* begin Entries supplied *
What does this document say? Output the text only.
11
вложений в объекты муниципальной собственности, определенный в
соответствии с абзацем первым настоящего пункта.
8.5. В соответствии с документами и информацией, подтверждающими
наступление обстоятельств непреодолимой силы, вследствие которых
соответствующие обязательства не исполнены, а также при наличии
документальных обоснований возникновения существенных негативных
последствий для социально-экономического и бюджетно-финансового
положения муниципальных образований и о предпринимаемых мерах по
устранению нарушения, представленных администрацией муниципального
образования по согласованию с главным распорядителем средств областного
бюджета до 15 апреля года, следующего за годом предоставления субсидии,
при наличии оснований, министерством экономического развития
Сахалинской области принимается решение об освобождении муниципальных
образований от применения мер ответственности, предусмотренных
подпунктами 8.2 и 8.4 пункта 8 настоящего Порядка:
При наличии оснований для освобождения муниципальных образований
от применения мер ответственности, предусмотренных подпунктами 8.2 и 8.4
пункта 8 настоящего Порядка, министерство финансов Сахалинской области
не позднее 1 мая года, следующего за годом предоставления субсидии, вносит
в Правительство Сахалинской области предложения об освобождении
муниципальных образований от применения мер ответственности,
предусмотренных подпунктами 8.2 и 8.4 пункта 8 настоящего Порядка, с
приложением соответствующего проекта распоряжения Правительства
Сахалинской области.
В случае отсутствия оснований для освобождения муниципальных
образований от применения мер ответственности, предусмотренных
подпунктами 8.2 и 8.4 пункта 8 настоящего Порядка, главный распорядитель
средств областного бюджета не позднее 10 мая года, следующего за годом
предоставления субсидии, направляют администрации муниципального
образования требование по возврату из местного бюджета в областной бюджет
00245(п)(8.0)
* end Entries supplied *
* Exercise:
Recite the full listing above exactly.

* Task solution:
What does this document say? Output the text only.
11
вложений в объекты муниципальной собственности, определенный в
соответствии с абзацем первым настоящего пункта.
8.5. В соответствии с документами и информацией, подтверждающими
наступление обстоятельств непреодолимой силы, вследствие которых
соответствующие обязательства не исполнены, а также при наличии
документальных обоснований возникновения существенных негативных
последствий для социально-экономического и бюджетно-финансового
положения муниципальных образований и о предпринимаемых мерах по
устранению нарушения, представленных администрацией муниципального
образования по согласованию с главным распорядителем средств областного
бюджета до 15 апреля года, следующего за годом предоставления субсидии,
при наличии оснований, министерством экономического развития
Сахалинской области принимается решение об освобождении муниципальных
образований от применения мер ответственности, предусмотренных
подпунктами 8.2 и 8.4 пункта 8 настоящего Порядка:
При наличии оснований для освобождения муниципальных образований
от применения мер ответственности, предусмотренных подпунктами 8.2 и 8.4
пункта 8 настоящего Порядка, министерство финансов Сахалинской области
не позднее 1 мая года, следующего за годом предоставления субсидии, вносит
в Правительство Сахалинской области предложения об освобождении
муниципальных образований от применения мер ответственности,
предусмотренных подпунктами 8.2 и 8.4 пункта 8 настоящего Порядка, с
приложением соответствующего проекта распоряжения Правительства
Сахалинской области.
В случае отсутствия оснований для освобождения муниципальных
образований от применения мер ответственности, предусмотренных
подпунктами 8.2 и 8.4 пункта 8 настоящего Порядка, главный распорядитель
средств областного бюджета не позднее 10 мая года, следующего за годом
предоставления субсидии, направляют администрации муниципального
образования требование по возврату из местного бюджета в областной бюджет
00245(п)(8.0)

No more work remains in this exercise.